REQUIRED WORK: Repeat every entry word for word, but leave the images out of your copy.

(Figure record listings)
..............................
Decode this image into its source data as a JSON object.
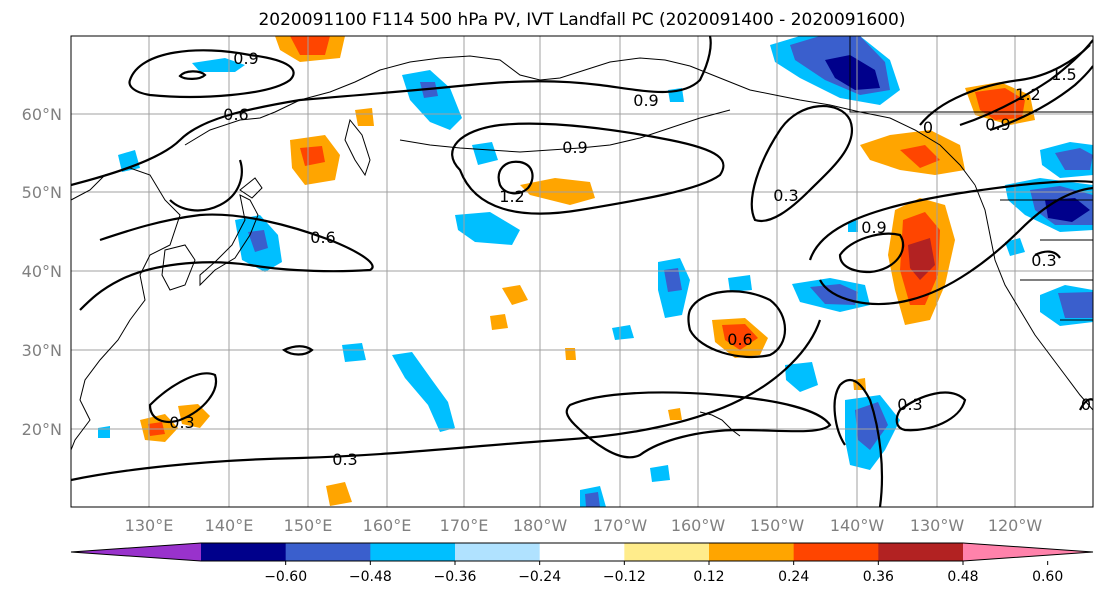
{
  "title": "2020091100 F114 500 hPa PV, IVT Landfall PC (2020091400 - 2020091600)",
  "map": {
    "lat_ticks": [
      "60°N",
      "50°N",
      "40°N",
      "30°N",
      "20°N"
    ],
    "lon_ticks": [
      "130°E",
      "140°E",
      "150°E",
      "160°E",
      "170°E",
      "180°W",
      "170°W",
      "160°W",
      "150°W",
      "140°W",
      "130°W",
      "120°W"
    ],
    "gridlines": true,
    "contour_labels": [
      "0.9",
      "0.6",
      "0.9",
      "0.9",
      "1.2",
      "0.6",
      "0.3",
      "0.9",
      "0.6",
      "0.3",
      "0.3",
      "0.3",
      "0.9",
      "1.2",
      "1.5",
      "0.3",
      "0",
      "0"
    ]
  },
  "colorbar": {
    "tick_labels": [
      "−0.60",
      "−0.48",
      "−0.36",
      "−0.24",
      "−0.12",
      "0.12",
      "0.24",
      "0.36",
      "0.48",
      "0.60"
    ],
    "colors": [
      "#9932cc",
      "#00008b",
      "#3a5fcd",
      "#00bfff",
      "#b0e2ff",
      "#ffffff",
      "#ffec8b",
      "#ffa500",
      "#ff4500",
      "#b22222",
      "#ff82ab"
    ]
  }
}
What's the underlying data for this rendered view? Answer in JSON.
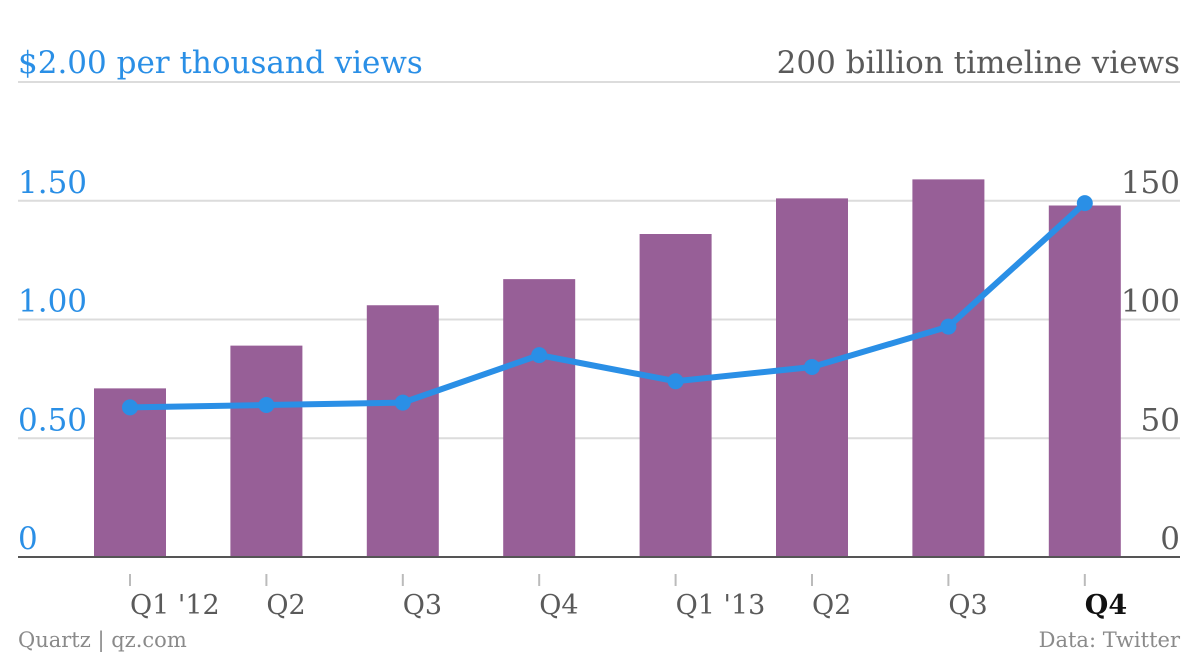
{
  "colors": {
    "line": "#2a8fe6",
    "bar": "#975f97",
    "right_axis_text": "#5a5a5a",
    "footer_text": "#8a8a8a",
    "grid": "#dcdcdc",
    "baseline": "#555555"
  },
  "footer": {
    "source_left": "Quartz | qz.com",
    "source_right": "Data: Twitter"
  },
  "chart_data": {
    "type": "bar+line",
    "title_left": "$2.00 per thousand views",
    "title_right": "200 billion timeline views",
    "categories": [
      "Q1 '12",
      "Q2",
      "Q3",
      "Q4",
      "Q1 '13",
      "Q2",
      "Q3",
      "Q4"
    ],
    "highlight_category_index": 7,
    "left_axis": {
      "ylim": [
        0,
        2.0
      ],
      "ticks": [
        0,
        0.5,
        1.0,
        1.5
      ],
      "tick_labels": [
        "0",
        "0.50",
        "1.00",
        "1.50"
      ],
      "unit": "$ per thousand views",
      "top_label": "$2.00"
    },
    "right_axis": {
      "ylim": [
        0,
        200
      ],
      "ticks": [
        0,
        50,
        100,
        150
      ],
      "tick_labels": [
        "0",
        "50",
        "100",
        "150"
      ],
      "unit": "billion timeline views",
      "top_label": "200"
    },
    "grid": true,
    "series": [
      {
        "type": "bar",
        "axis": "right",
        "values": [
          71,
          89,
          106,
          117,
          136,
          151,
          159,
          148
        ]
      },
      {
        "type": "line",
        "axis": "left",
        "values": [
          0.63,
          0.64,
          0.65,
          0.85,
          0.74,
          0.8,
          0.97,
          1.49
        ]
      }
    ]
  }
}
..............................
ANSWER BELOW:
Decode this image into its source data as a JSON object.
{
  "title": "2020091100 F114 500 hPa PV, IVT Landfall PC (2020091400 - 2020091600)",
  "map": {
    "lat_ticks": [
      "60°N",
      "50°N",
      "40°N",
      "30°N",
      "20°N"
    ],
    "lon_ticks": [
      "130°E",
      "140°E",
      "150°E",
      "160°E",
      "170°E",
      "180°W",
      "170°W",
      "160°W",
      "150°W",
      "140°W",
      "130°W",
      "120°W"
    ],
    "gridlines": true,
    "contour_labels": [
      "0.9",
      "0.6",
      "0.9",
      "0.9",
      "1.2",
      "0.6",
      "0.3",
      "0.9",
      "0.6",
      "0.3",
      "0.3",
      "0.3",
      "0.9",
      "1.2",
      "1.5",
      "0.3",
      "0",
      "0"
    ]
  },
  "colorbar": {
    "tick_labels": [
      "−0.60",
      "−0.48",
      "−0.36",
      "−0.24",
      "−0.12",
      "0.12",
      "0.24",
      "0.36",
      "0.48",
      "0.60"
    ],
    "colors": [
      "#9932cc",
      "#00008b",
      "#3a5fcd",
      "#00bfff",
      "#b0e2ff",
      "#ffffff",
      "#ffec8b",
      "#ffa500",
      "#ff4500",
      "#b22222",
      "#ff82ab"
    ]
  }
}
What's the underlying data for this rendered view? Answer in JSON.
{
  "colors": {
    "line": "#2a8fe6",
    "bar": "#975f97",
    "right_axis_text": "#5a5a5a",
    "footer_text": "#8a8a8a",
    "grid": "#dcdcdc",
    "baseline": "#555555"
  },
  "footer": {
    "source_left": "Quartz | qz.com",
    "source_right": "Data: Twitter"
  },
  "chart_data": {
    "type": "bar+line",
    "title_left": "$2.00 per thousand views",
    "title_right": "200 billion timeline views",
    "categories": [
      "Q1 '12",
      "Q2",
      "Q3",
      "Q4",
      "Q1 '13",
      "Q2",
      "Q3",
      "Q4"
    ],
    "highlight_category_index": 7,
    "left_axis": {
      "ylim": [
        0,
        2.0
      ],
      "ticks": [
        0,
        0.5,
        1.0,
        1.5
      ],
      "tick_labels": [
        "0",
        "0.50",
        "1.00",
        "1.50"
      ],
      "unit": "$ per thousand views",
      "top_label": "$2.00"
    },
    "right_axis": {
      "ylim": [
        0,
        200
      ],
      "ticks": [
        0,
        50,
        100,
        150
      ],
      "tick_labels": [
        "0",
        "50",
        "100",
        "150"
      ],
      "unit": "billion timeline views",
      "top_label": "200"
    },
    "grid": true,
    "series": [
      {
        "type": "bar",
        "axis": "right",
        "values": [
          71,
          89,
          106,
          117,
          136,
          151,
          159,
          148
        ]
      },
      {
        "type": "line",
        "axis": "left",
        "values": [
          0.63,
          0.64,
          0.65,
          0.85,
          0.74,
          0.8,
          0.97,
          1.49
        ]
      }
    ]
  }
}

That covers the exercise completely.